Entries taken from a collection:
┄┄┄┄┄┄┄┄┄┄
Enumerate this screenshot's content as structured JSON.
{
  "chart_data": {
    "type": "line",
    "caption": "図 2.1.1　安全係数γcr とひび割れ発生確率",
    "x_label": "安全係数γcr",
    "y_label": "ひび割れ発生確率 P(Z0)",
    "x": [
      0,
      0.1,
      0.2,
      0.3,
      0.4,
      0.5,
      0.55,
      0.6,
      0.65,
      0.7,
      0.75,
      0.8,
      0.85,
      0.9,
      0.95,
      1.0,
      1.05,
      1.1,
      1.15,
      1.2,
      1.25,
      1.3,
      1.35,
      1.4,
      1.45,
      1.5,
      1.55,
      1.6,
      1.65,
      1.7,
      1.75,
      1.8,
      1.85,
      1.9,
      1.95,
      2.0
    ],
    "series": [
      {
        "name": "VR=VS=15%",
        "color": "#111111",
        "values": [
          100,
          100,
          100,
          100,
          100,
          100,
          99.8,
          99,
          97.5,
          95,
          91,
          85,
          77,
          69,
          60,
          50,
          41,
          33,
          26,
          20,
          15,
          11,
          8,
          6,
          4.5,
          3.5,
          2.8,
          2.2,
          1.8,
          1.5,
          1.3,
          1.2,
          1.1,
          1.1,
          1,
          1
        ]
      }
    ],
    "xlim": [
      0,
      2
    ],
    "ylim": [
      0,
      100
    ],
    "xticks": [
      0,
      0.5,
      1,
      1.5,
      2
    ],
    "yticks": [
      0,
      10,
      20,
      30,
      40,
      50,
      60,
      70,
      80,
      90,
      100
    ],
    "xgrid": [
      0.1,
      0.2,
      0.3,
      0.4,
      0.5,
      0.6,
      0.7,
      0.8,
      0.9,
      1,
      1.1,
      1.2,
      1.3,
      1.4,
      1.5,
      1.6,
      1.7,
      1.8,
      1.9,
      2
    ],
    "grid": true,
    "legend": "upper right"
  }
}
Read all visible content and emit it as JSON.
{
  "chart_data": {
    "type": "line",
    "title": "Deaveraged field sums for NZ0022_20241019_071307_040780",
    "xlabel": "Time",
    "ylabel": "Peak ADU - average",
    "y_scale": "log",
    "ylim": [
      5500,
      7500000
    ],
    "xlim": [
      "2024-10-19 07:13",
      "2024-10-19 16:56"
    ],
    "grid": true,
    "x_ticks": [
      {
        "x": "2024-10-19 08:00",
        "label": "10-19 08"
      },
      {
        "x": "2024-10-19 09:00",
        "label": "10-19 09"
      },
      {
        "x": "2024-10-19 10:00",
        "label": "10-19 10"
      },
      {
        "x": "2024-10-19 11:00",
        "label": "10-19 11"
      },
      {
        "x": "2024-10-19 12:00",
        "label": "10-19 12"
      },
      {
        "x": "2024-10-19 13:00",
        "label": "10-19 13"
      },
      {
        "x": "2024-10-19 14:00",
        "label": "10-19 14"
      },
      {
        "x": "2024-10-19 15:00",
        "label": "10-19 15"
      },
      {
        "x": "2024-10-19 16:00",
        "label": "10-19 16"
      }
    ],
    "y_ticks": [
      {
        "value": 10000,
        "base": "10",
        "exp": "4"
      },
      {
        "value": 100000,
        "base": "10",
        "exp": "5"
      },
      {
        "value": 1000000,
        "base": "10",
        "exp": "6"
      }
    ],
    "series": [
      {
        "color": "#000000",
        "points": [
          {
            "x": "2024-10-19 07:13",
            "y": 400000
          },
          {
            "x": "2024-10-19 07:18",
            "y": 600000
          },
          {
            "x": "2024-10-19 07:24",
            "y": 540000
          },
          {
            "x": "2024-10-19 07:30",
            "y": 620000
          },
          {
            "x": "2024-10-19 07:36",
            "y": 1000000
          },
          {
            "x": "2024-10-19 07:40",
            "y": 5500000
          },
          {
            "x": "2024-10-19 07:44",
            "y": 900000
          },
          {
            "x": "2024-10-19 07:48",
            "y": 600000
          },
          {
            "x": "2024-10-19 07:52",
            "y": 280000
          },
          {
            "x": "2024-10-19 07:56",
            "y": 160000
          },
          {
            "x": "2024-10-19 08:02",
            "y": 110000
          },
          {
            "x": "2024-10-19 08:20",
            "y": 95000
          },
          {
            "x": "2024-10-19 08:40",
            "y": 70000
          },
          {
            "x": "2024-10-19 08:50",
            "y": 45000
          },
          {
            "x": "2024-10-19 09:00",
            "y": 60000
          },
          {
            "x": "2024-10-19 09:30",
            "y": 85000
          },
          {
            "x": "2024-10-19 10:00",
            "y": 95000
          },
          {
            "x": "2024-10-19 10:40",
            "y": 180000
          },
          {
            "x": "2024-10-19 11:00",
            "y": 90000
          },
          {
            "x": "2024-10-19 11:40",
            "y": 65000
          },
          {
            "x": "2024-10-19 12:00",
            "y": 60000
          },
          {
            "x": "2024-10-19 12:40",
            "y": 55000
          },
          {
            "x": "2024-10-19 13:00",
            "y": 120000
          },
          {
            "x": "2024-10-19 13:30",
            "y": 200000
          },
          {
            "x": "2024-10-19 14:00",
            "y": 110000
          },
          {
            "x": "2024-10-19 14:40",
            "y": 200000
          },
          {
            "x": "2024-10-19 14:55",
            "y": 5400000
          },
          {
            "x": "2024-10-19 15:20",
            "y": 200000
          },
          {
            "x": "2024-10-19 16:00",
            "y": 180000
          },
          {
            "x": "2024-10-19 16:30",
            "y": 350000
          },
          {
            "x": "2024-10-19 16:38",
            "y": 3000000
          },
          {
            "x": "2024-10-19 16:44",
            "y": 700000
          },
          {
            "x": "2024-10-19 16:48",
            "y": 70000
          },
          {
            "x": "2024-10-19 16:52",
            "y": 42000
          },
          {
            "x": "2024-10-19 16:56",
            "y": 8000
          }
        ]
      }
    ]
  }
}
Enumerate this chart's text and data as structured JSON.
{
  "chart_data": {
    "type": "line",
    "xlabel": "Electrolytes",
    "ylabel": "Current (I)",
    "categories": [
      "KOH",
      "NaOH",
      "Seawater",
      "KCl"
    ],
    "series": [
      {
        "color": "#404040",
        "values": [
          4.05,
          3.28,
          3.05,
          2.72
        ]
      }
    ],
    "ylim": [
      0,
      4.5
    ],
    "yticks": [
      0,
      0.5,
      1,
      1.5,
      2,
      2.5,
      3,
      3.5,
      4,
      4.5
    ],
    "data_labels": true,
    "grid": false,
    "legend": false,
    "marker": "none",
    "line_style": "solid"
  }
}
┄┄┄┄┄┄┄┄┄┄
GIVEN INSTRUCTION: Transcribe the whole listing with nothing added or left out.

COMPLETE RESPONSE:
Enumerate this screenshot's content as structured JSON.
{
  "chart_data": {
    "type": "line",
    "caption": "図 2.1.1　安全係数γcr とひび割れ発生確率",
    "x_label": "安全係数γcr",
    "y_label": "ひび割れ発生確率 P(Z0)",
    "x": [
      0,
      0.1,
      0.2,
      0.3,
      0.4,
      0.5,
      0.55,
      0.6,
      0.65,
      0.7,
      0.75,
      0.8,
      0.85,
      0.9,
      0.95,
      1.0,
      1.05,
      1.1,
      1.15,
      1.2,
      1.25,
      1.3,
      1.35,
      1.4,
      1.45,
      1.5,
      1.55,
      1.6,
      1.65,
      1.7,
      1.75,
      1.8,
      1.85,
      1.9,
      1.95,
      2.0
    ],
    "series": [
      {
        "name": "VR=VS=15%",
        "color": "#111111",
        "values": [
          100,
          100,
          100,
          100,
          100,
          100,
          99.8,
          99,
          97.5,
          95,
          91,
          85,
          77,
          69,
          60,
          50,
          41,
          33,
          26,
          20,
          15,
          11,
          8,
          6,
          4.5,
          3.5,
          2.8,
          2.2,
          1.8,
          1.5,
          1.3,
          1.2,
          1.1,
          1.1,
          1,
          1
        ]
      }
    ],
    "xlim": [
      0,
      2
    ],
    "ylim": [
      0,
      100
    ],
    "xticks": [
      0,
      0.5,
      1,
      1.5,
      2
    ],
    "yticks": [
      0,
      10,
      20,
      30,
      40,
      50,
      60,
      70,
      80,
      90,
      100
    ],
    "xgrid": [
      0.1,
      0.2,
      0.3,
      0.4,
      0.5,
      0.6,
      0.7,
      0.8,
      0.9,
      1,
      1.1,
      1.2,
      1.3,
      1.4,
      1.5,
      1.6,
      1.7,
      1.8,
      1.9,
      2
    ],
    "grid": true,
    "legend": "upper right"
  }
}
Read all visible content and emit it as JSON.
{
  "chart_data": {
    "type": "line",
    "title": "Deaveraged field sums for NZ0022_20241019_071307_040780",
    "xlabel": "Time",
    "ylabel": "Peak ADU - average",
    "y_scale": "log",
    "ylim": [
      5500,
      7500000
    ],
    "xlim": [
      "2024-10-19 07:13",
      "2024-10-19 16:56"
    ],
    "grid": true,
    "x_ticks": [
      {
        "x": "2024-10-19 08:00",
        "label": "10-19 08"
      },
      {
        "x": "2024-10-19 09:00",
        "label": "10-19 09"
      },
      {
        "x": "2024-10-19 10:00",
        "label": "10-19 10"
      },
      {
        "x": "2024-10-19 11:00",
        "label": "10-19 11"
      },
      {
        "x": "2024-10-19 12:00",
        "label": "10-19 12"
      },
      {
        "x": "2024-10-19 13:00",
        "label": "10-19 13"
      },
      {
        "x": "2024-10-19 14:00",
        "label": "10-19 14"
      },
      {
        "x": "2024-10-19 15:00",
        "label": "10-19 15"
      },
      {
        "x": "2024-10-19 16:00",
        "label": "10-19 16"
      }
    ],
    "y_ticks": [
      {
        "value": 10000,
        "base": "10",
        "exp": "4"
      },
      {
        "value": 100000,
        "base": "10",
        "exp": "5"
      },
      {
        "value": 1000000,
        "base": "10",
        "exp": "6"
      }
    ],
    "series": [
      {
        "color": "#000000",
        "points": [
          {
            "x": "2024-10-19 07:13",
            "y": 400000
          },
          {
            "x": "2024-10-19 07:18",
            "y": 600000
          },
          {
            "x": "2024-10-19 07:24",
            "y": 540000
          },
          {
            "x": "2024-10-19 07:30",
            "y": 620000
          },
          {
            "x": "2024-10-19 07:36",
            "y": 1000000
          },
          {
            "x": "2024-10-19 07:40",
            "y": 5500000
          },
          {
            "x": "2024-10-19 07:44",
            "y": 900000
          },
          {
            "x": "2024-10-19 07:48",
            "y": 600000
          },
          {
            "x": "2024-10-19 07:52",
            "y": 280000
          },
          {
            "x": "2024-10-19 07:56",
            "y": 160000
          },
          {
            "x": "2024-10-19 08:02",
            "y": 110000
          },
          {
            "x": "2024-10-19 08:20",
            "y": 95000
          },
          {
            "x": "2024-10-19 08:40",
            "y": 70000
          },
          {
            "x": "2024-10-19 08:50",
            "y": 45000
          },
          {
            "x": "2024-10-19 09:00",
            "y": 60000
          },
          {
            "x": "2024-10-19 09:30",
            "y": 85000
          },
          {
            "x": "2024-10-19 10:00",
            "y": 95000
          },
          {
            "x": "2024-10-19 10:40",
            "y": 180000
          },
          {
            "x": "2024-10-19 11:00",
            "y": 90000
          },
          {
            "x": "2024-10-19 11:40",
            "y": 65000
          },
          {
            "x": "2024-10-19 12:00",
            "y": 60000
          },
          {
            "x": "2024-10-19 12:40",
            "y": 55000
          },
          {
            "x": "2024-10-19 13:00",
            "y": 120000
          },
          {
            "x": "2024-10-19 13:30",
            "y": 200000
          },
          {
            "x": "2024-10-19 14:00",
            "y": 110000
          },
          {
            "x": "2024-10-19 14:40",
            "y": 200000
          },
          {
            "x": "2024-10-19 14:55",
            "y": 5400000
          },
          {
            "x": "2024-10-19 15:20",
            "y": 200000
          },
          {
            "x": "2024-10-19 16:00",
            "y": 180000
          },
          {
            "x": "2024-10-19 16:30",
            "y": 350000
          },
          {
            "x": "2024-10-19 16:38",
            "y": 3000000
          },
          {
            "x": "2024-10-19 16:44",
            "y": 700000
          },
          {
            "x": "2024-10-19 16:48",
            "y": 70000
          },
          {
            "x": "2024-10-19 16:52",
            "y": 42000
          },
          {
            "x": "2024-10-19 16:56",
            "y": 8000
          }
        ]
      }
    ]
  }
}
Enumerate this chart's text and data as structured JSON.
{
  "chart_data": {
    "type": "line",
    "xlabel": "Electrolytes",
    "ylabel": "Current (I)",
    "categories": [
      "KOH",
      "NaOH",
      "Seawater",
      "KCl"
    ],
    "series": [
      {
        "color": "#404040",
        "values": [
          4.05,
          3.28,
          3.05,
          2.72
        ]
      }
    ],
    "ylim": [
      0,
      4.5
    ],
    "yticks": [
      0,
      0.5,
      1,
      1.5,
      2,
      2.5,
      3,
      3.5,
      4,
      4.5
    ],
    "data_labels": true,
    "grid": false,
    "legend": false,
    "marker": "none",
    "line_style": "solid"
  }
}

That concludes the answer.